REQUIREMENT A: Rewrite the stretch of the Syria passage from "Since the only" through "fuels and resources.", swapping "Libya" for "Iraq".
REQUIREMENT B: Using the Syria passage, answer yes or no to whether each statement agrees with it, quoting the deciding words: (i) The Russian military is in Syria at the Syrian government's invitation. (ii) The Seymour Hersh interview took place in 2015. (iii) Putin's stated reason for Russia's presence in Syria is to keep the US from seizing a key strategic location.
REQUIREMENT C:
Answer these questions from the Syria passage:
(i) On which program did Seymour Hersh speak?
(ii) To what would the American people never consent, according to the passage?
(iii) What do "they" tell you it is about, in the closing lines?

SELECTED PASSAGE:
☆ ☆ ☆ ☆ ☆

17. The US power establishment is lying about Syria.

Another thing establishment loyalists cite as evidence of “Russian expansionism” to justify their xenophobia and McCarthyism is Russia’s involvement in the Syrian conflict. Their narrative, if you really examine it closely, boils down to a bizarre notion that both Vladimir Putin and Bashar al-Assad have a strange fetish for the gratuitous killing of civilians, but Bashar didn’t want to hog all the butchery to himself so he invited his buddy Vlad over to join in the bloodbath. Putin, for whatever reason, didn’t feel like dropping bombs on any of the civilians closer to home, so he obliged. This is seriously their underlying premise. A lot of them haven’t examined it very closely — they just espoused it without thinking too hard about it — but this is really the only way their “Putin and Assad are vicious killers who’ve teamed up to slaughter civilians” narrative makes any sense.

In reality, Russia and Syria are longtime allies, and the Russian military is in Syria at the invitation of the Syrian government. Here is of award-winning investigative journalist Seymour Hersh telling Democracy NOW that his sources had been telling him that any moderate rebels in Syria had been “overrun”, and that this was known since the “beginning of the year.” This interview was in 2013.

Since the only forces left fighting the pro-Assad coalition are extremist jihadist factions, Putin argues that Russia is in Syria to prevent Syria from becoming another Libya — another collapsed state ruled by terror and chaos. That’s his stated agenda; surely Putin also wants to keep the US from taking control of yet another key strategic location via regime change intervention, but that isn’t what Americans are being told, because the American people would never consent to another war over fossil fuels and resources.

So they lie. They tell you it’s about protecting children.

☆ ☆ ☆ ☆ ☆

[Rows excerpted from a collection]
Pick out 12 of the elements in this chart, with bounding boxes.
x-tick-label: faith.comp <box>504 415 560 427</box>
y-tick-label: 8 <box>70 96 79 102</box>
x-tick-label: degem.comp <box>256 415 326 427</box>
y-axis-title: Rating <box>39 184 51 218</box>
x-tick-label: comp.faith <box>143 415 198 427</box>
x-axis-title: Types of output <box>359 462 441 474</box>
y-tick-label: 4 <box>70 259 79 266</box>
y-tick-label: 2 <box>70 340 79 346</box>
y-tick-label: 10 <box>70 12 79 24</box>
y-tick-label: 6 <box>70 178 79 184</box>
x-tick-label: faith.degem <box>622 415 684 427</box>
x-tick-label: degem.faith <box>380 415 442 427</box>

☆ ☆ ☆ ☆ ☆

TASK SOLUTION A:
Since the only forces left fighting the pro-Assad coalition are extremist jihadist factions, Putin argues that Russia is in Syria to prevent Syria from becoming another Iraq — another collapsed state ruled by terror and chaos. That’s his stated agenda; surely Putin also wants to keep the US from taking control of yet another key strategic location via regime change intervention, but that isn’t what Americans are being told, because the American people would never consent to another war over fossil fuels and resources.

TASK SOLUTION B:
(i) Yes: "the Russian military is in Syria at the invitation of the Syrian government"
(ii) No: "This interview was in 2013."
(iii) No: "Putin argues that Russia is in Syria to prevent Syria from becoming another Libya"

TASK SOLUTION C:
(i) Democracy NOW
(ii) Another war over fossil fuels and resources
(iii) Protecting children